29 Mayıs 2011 Pazar

The Role of Affections in Decision Making

“many forms of decision making, especially those that involve a high level of risk and uncertainty, involve biases and emotions that act at an implicit level[1].” Experiences and conditioning that has been acquired in critical conditions may contribute to the repetitive triggering of previous correct decisions due to the feelings felt in the body or affections at the same time.

Affections make us select the cognitive processses according to the situation that we are in[2]. “For example, when things go smoothly and we face no hurdles in the pursuit of our goals, we are likely to rely on our pre-existing knowledge structures and routines, which have served us well in the past. Once things go wrong, however, we abandon this reliance on our usual routines and focus on the specifics at hand to determine what went wrong and what can be done about it. Hence, our actions, and the context in which we pursue them, are represented at a greater level of detail when things go wrong than when things go well (see Wegner & Vallacher, 1986).”


“Consistent with these conjectures, being in a negative affective state is associated with a narrowed focus of attention (e.g., Broadbent, 1971; Bruner, Matter, & Papanek, 1955; Easterbrook, 1959) and a higher level of spontaneous causal reasoning (e.g., Bohner, Bless, Schwarz, & Strack, 1988), paralleling the observation that failure to obtain a desired outcome shifts attention to a lower level of abstraction (e.g., Wegner & Vallacher, 1986)[2].”

“Intention is a form of volition. Intention depends on the condition based on time, place, event or other. Intention mechanism can be vitally important to exit or in being unable to exit pre-reflective consciousness in the cases of emrgency or contemplation[3].”

MATERIAL PROVIDED:
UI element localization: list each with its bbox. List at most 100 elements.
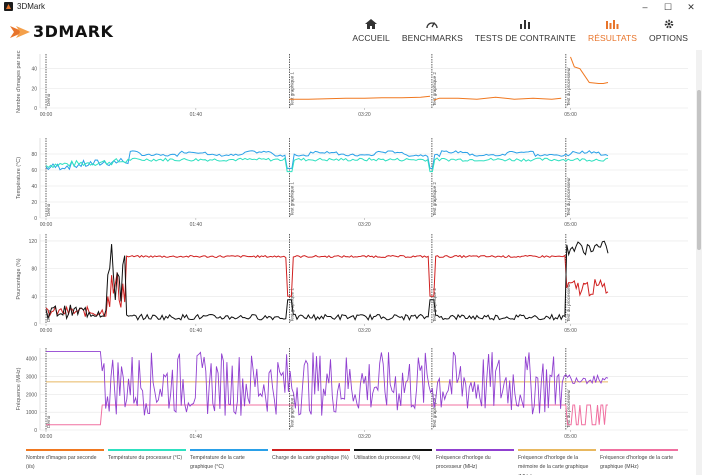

PROBLEM SET:
A: Answer these from the piece on affections in decision making, one answer per line, marked the same way:
(i) When things go smoothly and we face no hurdles, what do we rely on?
(ii) Being in a negative affective state is associated with what two things?
(iii) Intention is called a form of what?
B: Name every distinct cited work, with its authors and year, that appears in the piece on affections in decision making.
C: Write the next paragraph of the piece on affections in decision making, starting after its final sentence.
The listing isn't needed for any of this work.

ANSWERS TO EACH TASK:
A:
(i) Our pre-existing knowledge structures and routines, which have served us well in the past.
(ii) A narrowed focus of attention and a higher level of spontaneous causal reasoning.
(iii) Volition.

B:
Wegner & Vallacher, 1986
Broadbent, 1971
Bruner, Matter, & Papanek, 1955
Easterbrook, 1959
Bohner, Bless, Schwarz, & Strack, 1988

C:
“the attentional blink has been shown to be modulated by emotional stimuli, as subjects are significantly better at detecting T2 when it is an emotion-laden word (e.g., rape) than when it is a neutral word (Anderson, 2005).[4]”

“Emotional content can change the formation and recollection of a memory event, consistent with findings in both human and animal studies. Compared to neutral items, humans remember better emotionally arousing information, including emotionally charged stories, film clips, pictures, and words[4].”

“The French mathematician and philosopher Blaise Pascal once wrote, ‘The heart has its reasons which reason knows not of.’ This message – that emotion and cognition are separate systems that seldom interact – has a long history in Western philosophy and science. However, the past two decades have seen a remarkable shift in this view as behavioral and neuroscience data have demonstrated that emotion and cognition not only interact, but that their integrative operation is necessary for adaptive functioning[5].”


With my wishes of good will.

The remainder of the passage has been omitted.